● Items:
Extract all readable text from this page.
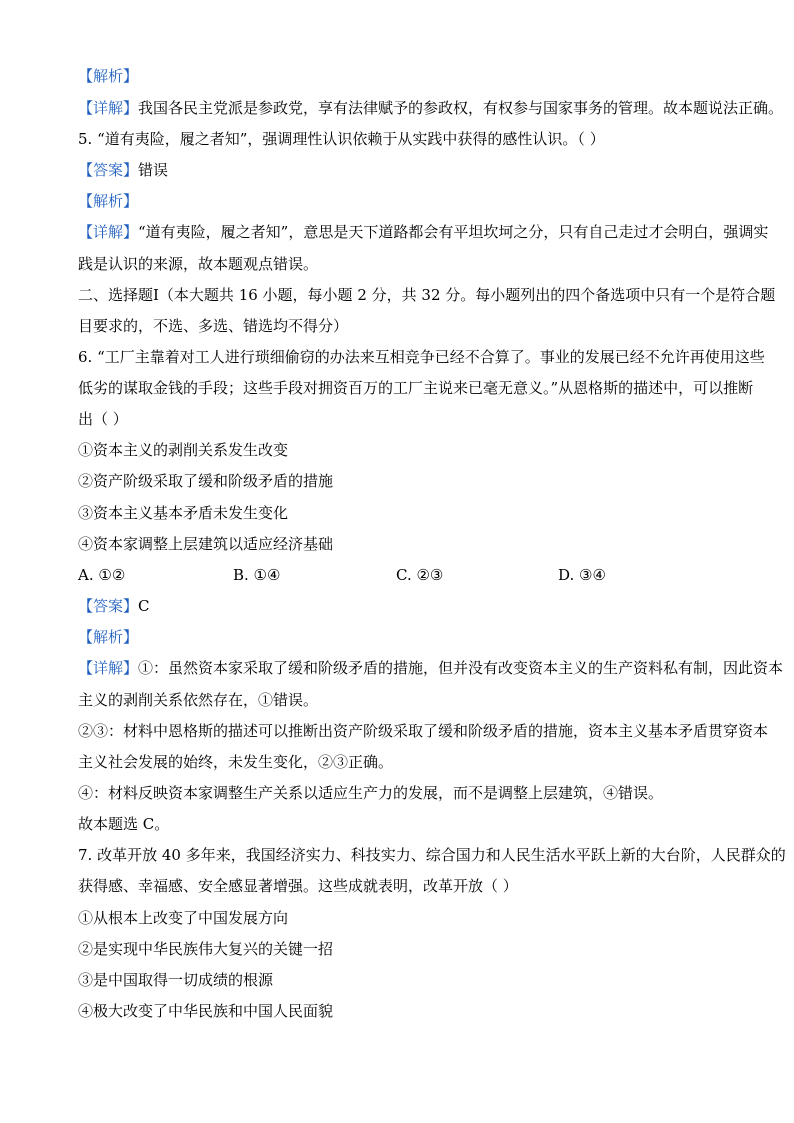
【解析】
【详解】我国各民主党派是参政党，享有法律赋予的参政权，有权参与国家事务的管理。故本题说法正确。
5. “道有夷险，履之者知”，强调理性认识依赖于从实践中获得的感性认识。（ ）
【答案】错误
【解析】
【详解】“道有夷险，履之者知”，意思是天下道路都会有平坦坎坷之分，只有自己走过才会明白，强调实
践是认识的来源，故本题观点错误。
二、选择题Ⅰ（本大题共 16 小题，每小题 2 分，共 32 分。每小题列出的四个备选项中只有一个是符合题
目要求的，不选、多选、错选均不得分）
6. “工厂主靠着对工人进行琐细偷窃的办法来互相竞争已经不合算了。事业的发展已经不允许再使用这些
低劣的谋取金钱的手段；这些手段对拥资百万的工厂主说来已毫无意义。”从恩格斯的描述中，可以推断
出（ ）
①资本主义的剥削关系发生改变
②资产阶级采取了缓和阶级矛盾的措施
③资本主义基本矛盾未发生变化
④资本家调整上层建筑以适应经济基础
A. ①②	B. ①④	C. ②③	D. ③④
【答案】C
【解析】
【详解】①：虽然资本家采取了缓和阶级矛盾的措施，但并没有改变资本主义的生产资料私有制，因此资本
主义的剥削关系依然存在，①错误。
②③：材料中恩格斯的描述可以推断出资产阶级采取了缓和阶级矛盾的措施，资本主义基本矛盾贯穿资本
主义社会发展的始终，未发生变化，②③正确。
④：材料反映资本家调整生产关系以适应生产力的发展，而不是调整上层建筑，④错误。
故本题选 C。
7. 改革开放 40 多年来，我国经济实力、科技实力、综合国力和人民生活水平跃上新的大台阶，人民群众的
获得感、幸福感、安全感显著增强。这些成就表明，改革开放（ ）
①从根本上改变了中国发展方向
②是实现中华民族伟大复兴的关键一招
③是中国取得一切成绩的根源
④极大改变了中华民族和中国人民面貌
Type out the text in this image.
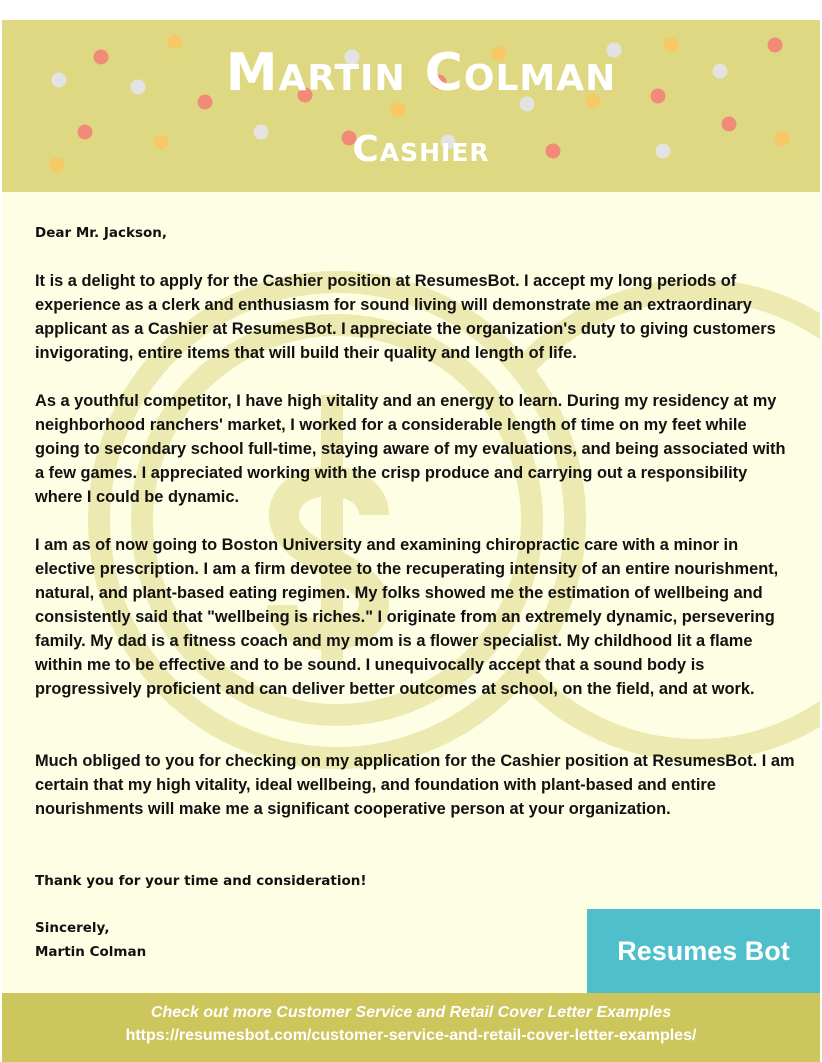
Martin Colman
Cashier
Dear Mr. Jackson,

It is a delight to apply for the Cashier position at ResumesBot. I accept my long periods of experience as a clerk and enthusiasm for sound living will demonstrate me an extraordinary applicant as a Cashier at ResumesBot. I appreciate the organization's duty to giving customers invigorating, entire items that will build their quality and length of life.

As a youthful competitor, I have high vitality and an energy to learn. During my residency at my neighborhood ranchers' market, I worked for a considerable length of time on my feet while going to secondary school full-time, staying aware of my evaluations, and being associated with a few games. I appreciated working with the crisp produce and carrying out a responsibility where I could be dynamic.

I am as of now going to Boston University and examining chiropractic care with a minor in elective prescription. I am a firm devotee to the recuperating intensity of an entire nourishment, natural, and plant-based eating regimen. My folks showed me the estimation of wellbeing and consistently said that "wellbeing is riches." I originate from an extremely dynamic, persevering family. My dad is a fitness coach and my mom is a flower specialist. My childhood lit a flame within me to be effective and to be sound. I unequivocally accept that a sound body is progressively proficient and can deliver better outcomes at school, on the field, and at work.

Much obliged to you for checking on my application for the Cashier position at ResumesBot. I am certain that my high vitality, ideal wellbeing, and foundation with plant-based and entire nourishments will make me a significant cooperative person at your organization.

Thank you for your time and consideration!
Sincerely,
Martin Colman	Resumes Bot
Check out more Customer Service and Retail Cover Letter Examples
https://resumesbot.com/customer-service-and-retail-cover-letter-examples/
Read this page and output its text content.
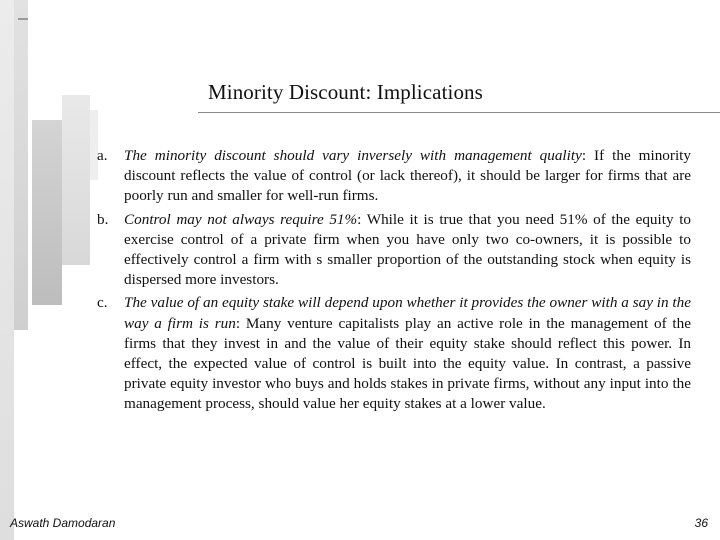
Minority Discount: Implications

a. The minority discount should vary inversely with management quality: If the minority discount reflects the value of control (or lack thereof), it should be larger for firms that are poorly run and smaller for well-run firms.

b. Control may not always require 51%: While it is true that you need 51% of the equity to exercise control of a private firm when you have only two co-owners, it is possible to effectively control a firm with s smaller proportion of the outstanding stock when equity is dispersed more investors.

c. The value of an equity stake will depend upon whether it provides the owner with a say in the way a firm is run: Many venture capitalists play an active role in the management of the firms that they invest in and the value of their equity stake should reflect this power. In effect, the expected value of control is built into the equity value. In contrast, a passive private equity investor who buys and holds stakes in private firms, without any input into the management process, should value her equity stakes at a lower value.

Aswath Damodaran	36
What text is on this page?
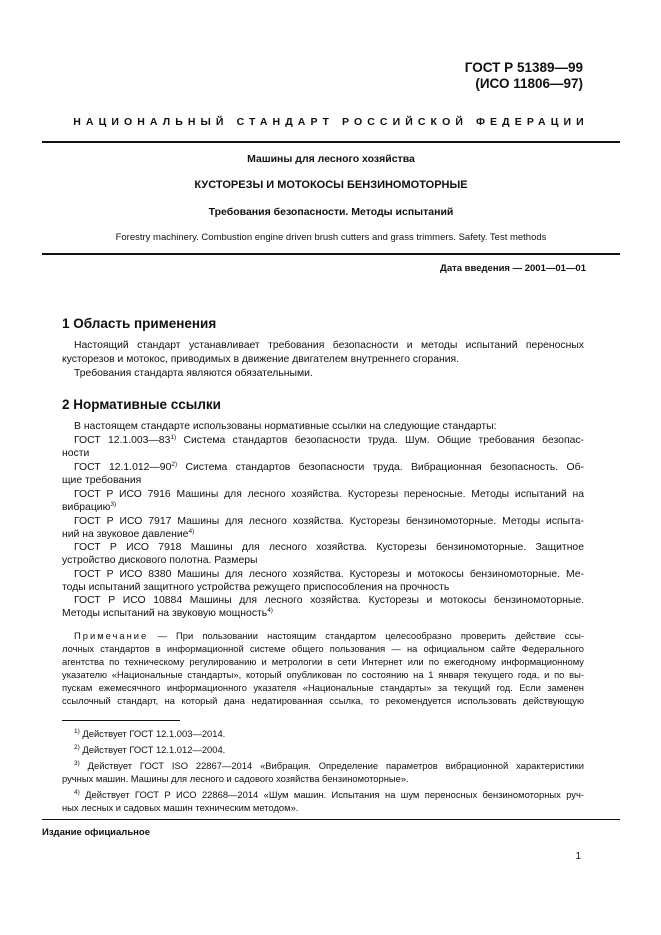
ГОСТ Р 51389—99
(ИСО 11806—97)
НАЦИОНАЛЬНЫЙ СТАНДАРТ РОССИЙСКОЙ ФЕДЕРАЦИИ
Машины для лесного хозяйства
КУСТОРЕЗЫ И МОТОКОСЫ БЕНЗИНОМОТОРНЫЕ
Требования безопасности. Методы испытаний
Forestry machinery. Combustion engine driven brush cutters and grass trimmers. Safety. Test methods
Дата введения — 2001—01—01
1 Область применения
Настоящий стандарт устанавливает требования безопасности и методы испытаний переносных
кусторезов и мотокос, приводимых в движение двигателем внутреннего сгорания.
Требования стандарта являются обязательными.
2 Нормативные ссылки
В настоящем стандарте использованы нормативные ссылки на следующие стандарты:
ГОСТ 12.1.003—83$^{1)}$ Система стандартов безопасности труда. Шум. Общие требования безопас-
ности
ГОСТ 12.1.012—90$^{2)}$ Система стандартов безопасности труда. Вибрационная безопасность. Об-
щие требования
ГОСТ Р ИСО 7916 Машины для лесного хозяйства. Кусторезы переносные. Методы испытаний на
вибрацию$^{3)}$
ГОСТ Р ИСО 7917 Машины для лесного хозяйства. Кусторезы бензиномоторные. Методы испыта-
ний на звуковое давление$^{4)}$
ГОСТ Р ИСО 7918 Машины для лесного хозяйства. Кусторезы бензиномоторные. Защитное
устройство дискового полотна. Размеры
ГОСТ Р ИСО 8380 Машины для лесного хозяйства. Кусторезы и мотокосы бензиномоторные. Ме-
тоды испытаний защитного устройства режущего приспособления на прочность
ГОСТ Р ИСО 10884 Машины для лесного хозяйства. Кусторезы и мотокосы бензиномоторные.
Методы испытаний на звуковую мощность$^{4)}$
Примечание — При пользовании настоящим стандартом целесообразно проверить действие ссы-
лочных стандартов в информационной системе общего пользования — на официальном сайте Федерального
агентства по техническому регулированию и метрологии в сети Интернет или по ежегодному информационному
указателю «Национальные стандарты», который опубликован по состоянию на 1 января текущего года, и по вы-
пускам ежемесячного информационного указателя «Национальные стандарты» за текущий год. Если заменен
ссылочный стандарт, на который дана недатированная ссылка, то рекомендуется использовать действующую
$^{1)}$ Действует ГОСТ 12.1.003—2014.
$^{2)}$ Действует ГОСТ 12.1.012—2004.
$^{3)}$ Действует ГОСТ ISO 22867—2014 «Вибрация. Определение параметров вибрационной характеристики
ручных машин. Машины для лесного и садового хозяйства бензиномоторные».
$^{4)}$ Действует ГОСТ Р ИСО 22868—2014 «Шум машин. Испытания на шум переносных бензиномоторных руч-
ных лесных и садовых машин техническим методом».
Издание официальное
1
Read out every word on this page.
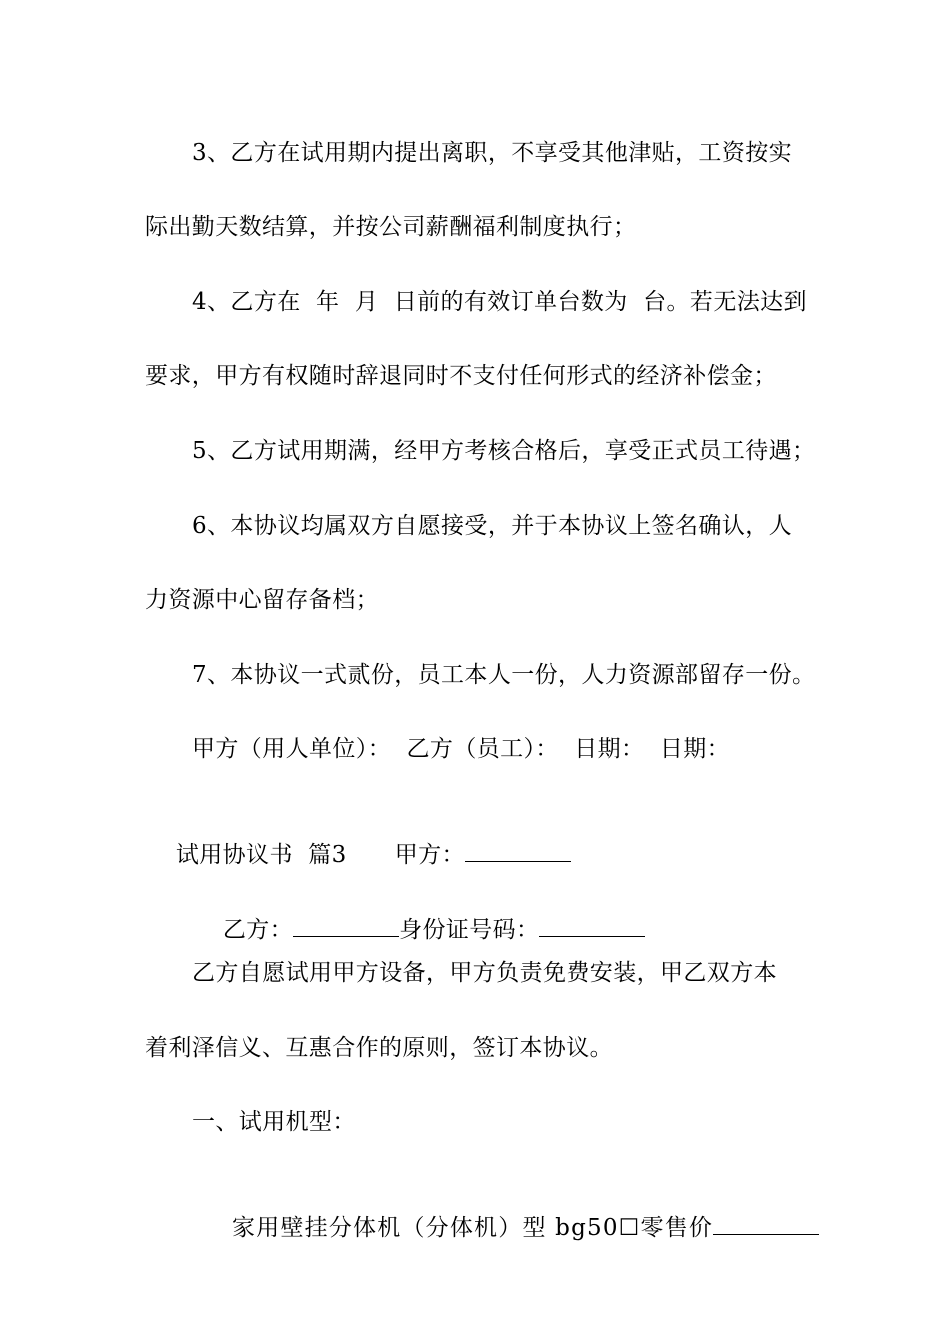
3、乙方在试用期内提出离职，不享受其他津贴，工资按实
际出勤天数结算，并按公司薪酬福利制度执行；
4、乙方在  年  月  日前的有效订单台数为  台。若无法达到
要求，甲方有权随时辞退同时不支付任何形式的经济补偿金；
5、乙方试用期满，经甲方考核合格后，享受正式员工待遇；
6、本协议均属双方自愿接受，并于本协议上签名确认，人
力资源中心留存备档；
7、本协议一式贰份，员工本人一份，人力资源部留存一份。
甲方（用人单位）：  乙方（员工）：  日期：  日期：

试用协议书  篇3 甲方：

乙方：	身份证号码：

乙方自愿试用甲方设备，甲方负责免费安装，甲乙双方本
着利泽信义、互惠合作的原则，签订本协议。
一、试用机型：

家用壁挂分体机（分体机）型 bg50☐零售价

● Given instruction: Leave images out of the retyped records; keep all else exact.

● Written response:
Extract all readable text from this page.
【解析】
【详解】我国各民主党派是参政党，享有法律赋予的参政权，有权参与国家事务的管理。故本题说法正确。
5. “道有夷险，履之者知”，强调理性认识依赖于从实践中获得的感性认识。（ ）
【答案】错误
【解析】
【详解】“道有夷险，履之者知”，意思是天下道路都会有平坦坎坷之分，只有自己走过才会明白，强调实
践是认识的来源，故本题观点错误。
二、选择题Ⅰ（本大题共 16 小题，每小题 2 分，共 32 分。每小题列出的四个备选项中只有一个是符合题
目要求的，不选、多选、错选均不得分）
6. “工厂主靠着对工人进行琐细偷窃的办法来互相竞争已经不合算了。事业的发展已经不允许再使用这些
低劣的谋取金钱的手段；这些手段对拥资百万的工厂主说来已毫无意义。”从恩格斯的描述中，可以推断
出（ ）
①资本主义的剥削关系发生改变
②资产阶级采取了缓和阶级矛盾的措施
③资本主义基本矛盾未发生变化
④资本家调整上层建筑以适应经济基础
A. ①②	B. ①④	C. ②③	D. ③④
【答案】C
【解析】
【详解】①：虽然资本家采取了缓和阶级矛盾的措施，但并没有改变资本主义的生产资料私有制，因此资本
主义的剥削关系依然存在，①错误。
②③：材料中恩格斯的描述可以推断出资产阶级采取了缓和阶级矛盾的措施，资本主义基本矛盾贯穿资本
主义社会发展的始终，未发生变化，②③正确。
④：材料反映资本家调整生产关系以适应生产力的发展，而不是调整上层建筑，④错误。
故本题选 C。
7. 改革开放 40 多年来，我国经济实力、科技实力、综合国力和人民生活水平跃上新的大台阶，人民群众的
获得感、幸福感、安全感显著增强。这些成就表明，改革开放（ ）
①从根本上改变了中国发展方向
②是实现中华民族伟大复兴的关键一招
③是中国取得一切成绩的根源
④极大改变了中华民族和中国人民面貌
Type out the text in this image.
Martin Colman
Cashier
Dear Mr. Jackson,

It is a delight to apply for the Cashier position at ResumesBot. I accept my long periods of experience as a clerk and enthusiasm for sound living will demonstrate me an extraordinary applicant as a Cashier at ResumesBot. I appreciate the organization's duty to giving customers invigorating, entire items that will build their quality and length of life.

As a youthful competitor, I have high vitality and an energy to learn. During my residency at my neighborhood ranchers' market, I worked for a considerable length of time on my feet while going to secondary school full-time, staying aware of my evaluations, and being associated with a few games. I appreciated working with the crisp produce and carrying out a responsibility where I could be dynamic.

I am as of now going to Boston University and examining chiropractic care with a minor in elective prescription. I am a firm devotee to the recuperating intensity of an entire nourishment, natural, and plant-based eating regimen. My folks showed me the estimation of wellbeing and consistently said that "wellbeing is riches." I originate from an extremely dynamic, persevering family. My dad is a fitness coach and my mom is a flower specialist. My childhood lit a flame within me to be effective and to be sound. I unequivocally accept that a sound body is progressively proficient and can deliver better outcomes at school, on the field, and at work.

Much obliged to you for checking on my application for the Cashier position at ResumesBot. I am certain that my high vitality, ideal wellbeing, and foundation with plant-based and entire nourishments will make me a significant cooperative person at your organization.

Thank you for your time and consideration!
Sincerely,
Martin Colman	Resumes Bot
Check out more Customer Service and Retail Cover Letter Examples
https://resumesbot.com/customer-service-and-retail-cover-letter-examples/
Read this page and output its text content.
Minority Discount: Implications

a. The minority discount should vary inversely with management quality: If the minority discount reflects the value of control (or lack thereof), it should be larger for firms that are poorly run and smaller for well-run firms.

b. Control may not always require 51%: While it is true that you need 51% of the equity to exercise control of a private firm when you have only two co-owners, it is possible to effectively control a firm with s smaller proportion of the outstanding stock when equity is dispersed more investors.

c. The value of an equity stake will depend upon whether it provides the owner with a say in the way a firm is run: Many venture capitalists play an active role in the management of the firms that they invest in and the value of their equity stake should reflect this power. In effect, the expected value of control is built into the equity value. In contrast, a passive private equity investor who buys and holds stakes in private firms, without any input into the management process, should value her equity stakes at a lower value.

Aswath Damodaran	36
What text is on this page?
ГОСТ Р 51389—99
(ИСО 11806—97)
НАЦИОНАЛЬНЫЙ СТАНДАРТ РОССИЙСКОЙ ФЕДЕРАЦИИ
Машины для лесного хозяйства
КУСТОРЕЗЫ И МОТОКОСЫ БЕНЗИНОМОТОРНЫЕ
Требования безопасности. Методы испытаний
Forestry machinery. Combustion engine driven brush cutters and grass trimmers. Safety. Test methods
Дата введения — 2001—01—01
1 Область применения
Настоящий стандарт устанавливает требования безопасности и методы испытаний переносных
кусторезов и мотокос, приводимых в движение двигателем внутреннего сгорания.
Требования стандарта являются обязательными.
2 Нормативные ссылки
В настоящем стандарте использованы нормативные ссылки на следующие стандарты:
ГОСТ 12.1.003—83$^{1)}$ Система стандартов безопасности труда. Шум. Общие требования безопас-
ности
ГОСТ 12.1.012—90$^{2)}$ Система стандартов безопасности труда. Вибрационная безопасность. Об-
щие требования
ГОСТ Р ИСО 7916 Машины для лесного хозяйства. Кусторезы переносные. Методы испытаний на
вибрацию$^{3)}$
ГОСТ Р ИСО 7917 Машины для лесного хозяйства. Кусторезы бензиномоторные. Методы испыта-
ний на звуковое давление$^{4)}$
ГОСТ Р ИСО 7918 Машины для лесного хозяйства. Кусторезы бензиномоторные. Защитное
устройство дискового полотна. Размеры
ГОСТ Р ИСО 8380 Машины для лесного хозяйства. Кусторезы и мотокосы бензиномоторные. Ме-
тоды испытаний защитного устройства режущего приспособления на прочность
ГОСТ Р ИСО 10884 Машины для лесного хозяйства. Кусторезы и мотокосы бензиномоторные.
Методы испытаний на звуковую мощность$^{4)}$
Примечание — При пользовании настоящим стандартом целесообразно проверить действие ссы-
лочных стандартов в информационной системе общего пользования — на официальном сайте Федерального
агентства по техническому регулированию и метрологии в сети Интернет или по ежегодному информационному
указателю «Национальные стандарты», который опубликован по состоянию на 1 января текущего года, и по вы-
пускам ежемесячного информационного указателя «Национальные стандарты» за текущий год. Если заменен
ссылочный стандарт, на который дана недатированная ссылка, то рекомендуется использовать действующую
$^{1)}$ Действует ГОСТ 12.1.003—2014.
$^{2)}$ Действует ГОСТ 12.1.012—2004.
$^{3)}$ Действует ГОСТ ISO 22867—2014 «Вибрация. Определение параметров вибрационной характеристики
ручных машин. Машины для лесного и садового хозяйства бензиномоторные».
$^{4)}$ Действует ГОСТ Р ИСО 22868—2014 «Шум машин. Испытания на шум переносных бензиномоторных руч-
ных лесных и садовых машин техническим методом».
Издание официальное
1
Read out every word on this page.
3、乙方在试用期内提出离职，不享受其他津贴，工资按实
际出勤天数结算，并按公司薪酬福利制度执行；
4、乙方在  年  月  日前的有效订单台数为  台。若无法达到
要求，甲方有权随时辞退同时不支付任何形式的经济补偿金；
5、乙方试用期满，经甲方考核合格后，享受正式员工待遇；
6、本协议均属双方自愿接受，并于本协议上签名确认，人
力资源中心留存备档；
7、本协议一式贰份，员工本人一份，人力资源部留存一份。
甲方（用人单位）：  乙方（员工）：  日期：  日期：

试用协议书  篇3 甲方：

乙方：	身份证号码：

乙方自愿试用甲方设备，甲方负责免费安装，甲乙双方本
着利泽信义、互惠合作的原则，签订本协议。
一、试用机型：

家用壁挂分体机（分体机）型 bg50☐零售价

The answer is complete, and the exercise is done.